▸ AIM
Only lines holding the word "structured" should be copied from the material.

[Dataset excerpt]
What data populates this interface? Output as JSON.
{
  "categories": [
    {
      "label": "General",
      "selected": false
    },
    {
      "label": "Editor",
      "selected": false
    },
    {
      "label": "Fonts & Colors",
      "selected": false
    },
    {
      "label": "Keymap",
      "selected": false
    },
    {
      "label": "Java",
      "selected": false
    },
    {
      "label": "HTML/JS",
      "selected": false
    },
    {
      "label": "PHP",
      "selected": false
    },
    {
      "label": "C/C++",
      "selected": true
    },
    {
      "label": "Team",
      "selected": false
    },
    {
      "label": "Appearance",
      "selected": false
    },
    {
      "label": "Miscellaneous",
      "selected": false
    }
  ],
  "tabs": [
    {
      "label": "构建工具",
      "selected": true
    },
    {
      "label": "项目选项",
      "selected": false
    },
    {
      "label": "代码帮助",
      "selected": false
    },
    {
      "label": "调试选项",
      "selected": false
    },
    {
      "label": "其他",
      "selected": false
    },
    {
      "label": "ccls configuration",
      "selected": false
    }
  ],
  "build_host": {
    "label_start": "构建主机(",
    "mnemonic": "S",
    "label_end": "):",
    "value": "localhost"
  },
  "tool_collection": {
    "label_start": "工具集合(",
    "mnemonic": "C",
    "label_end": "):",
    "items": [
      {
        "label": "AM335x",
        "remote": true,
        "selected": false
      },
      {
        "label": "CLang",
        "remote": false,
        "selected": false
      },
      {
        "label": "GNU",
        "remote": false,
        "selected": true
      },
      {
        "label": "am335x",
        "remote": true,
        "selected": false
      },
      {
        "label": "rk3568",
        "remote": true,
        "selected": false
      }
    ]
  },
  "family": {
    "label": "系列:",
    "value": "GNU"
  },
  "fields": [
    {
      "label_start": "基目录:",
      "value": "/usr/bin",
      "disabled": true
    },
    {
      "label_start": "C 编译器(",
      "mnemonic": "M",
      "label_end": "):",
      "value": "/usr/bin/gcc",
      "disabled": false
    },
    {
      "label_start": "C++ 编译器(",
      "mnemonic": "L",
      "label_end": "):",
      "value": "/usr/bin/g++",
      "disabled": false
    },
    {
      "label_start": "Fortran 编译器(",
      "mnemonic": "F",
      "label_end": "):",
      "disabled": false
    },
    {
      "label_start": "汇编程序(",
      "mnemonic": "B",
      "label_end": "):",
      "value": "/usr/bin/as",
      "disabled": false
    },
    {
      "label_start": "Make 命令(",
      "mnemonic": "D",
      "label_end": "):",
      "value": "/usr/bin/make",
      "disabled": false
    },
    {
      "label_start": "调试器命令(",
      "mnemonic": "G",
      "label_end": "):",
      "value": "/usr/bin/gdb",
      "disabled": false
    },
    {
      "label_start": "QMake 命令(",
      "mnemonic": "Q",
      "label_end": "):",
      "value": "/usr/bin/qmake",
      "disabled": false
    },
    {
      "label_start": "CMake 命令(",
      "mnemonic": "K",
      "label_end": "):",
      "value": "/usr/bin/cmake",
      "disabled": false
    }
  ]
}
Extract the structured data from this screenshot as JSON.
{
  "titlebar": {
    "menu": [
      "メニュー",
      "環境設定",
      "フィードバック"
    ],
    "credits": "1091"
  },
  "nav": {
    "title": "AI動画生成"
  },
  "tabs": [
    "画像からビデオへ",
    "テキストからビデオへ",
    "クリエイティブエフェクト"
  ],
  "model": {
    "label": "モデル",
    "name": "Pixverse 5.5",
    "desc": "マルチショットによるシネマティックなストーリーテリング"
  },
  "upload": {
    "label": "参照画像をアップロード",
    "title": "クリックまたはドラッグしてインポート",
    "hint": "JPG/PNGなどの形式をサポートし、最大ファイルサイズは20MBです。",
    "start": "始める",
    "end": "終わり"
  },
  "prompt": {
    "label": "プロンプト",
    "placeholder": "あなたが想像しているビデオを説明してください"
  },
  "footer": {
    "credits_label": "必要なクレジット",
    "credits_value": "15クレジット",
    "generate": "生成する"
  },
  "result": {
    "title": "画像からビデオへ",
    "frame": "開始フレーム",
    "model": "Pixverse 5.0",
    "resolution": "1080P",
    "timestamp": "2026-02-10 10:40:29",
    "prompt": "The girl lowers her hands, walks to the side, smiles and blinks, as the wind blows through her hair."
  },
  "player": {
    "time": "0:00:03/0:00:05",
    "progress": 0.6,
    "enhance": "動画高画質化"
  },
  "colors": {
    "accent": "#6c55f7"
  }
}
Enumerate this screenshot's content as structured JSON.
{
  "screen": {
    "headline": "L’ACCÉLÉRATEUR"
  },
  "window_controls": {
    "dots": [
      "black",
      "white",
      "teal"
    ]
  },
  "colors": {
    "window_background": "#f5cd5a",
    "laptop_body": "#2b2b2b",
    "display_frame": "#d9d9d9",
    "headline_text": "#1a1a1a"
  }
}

▸ SOLVED EXERCISE
Extract the structured data from this screenshot as JSON.
Enumerate this screenshot's content as structured JSON.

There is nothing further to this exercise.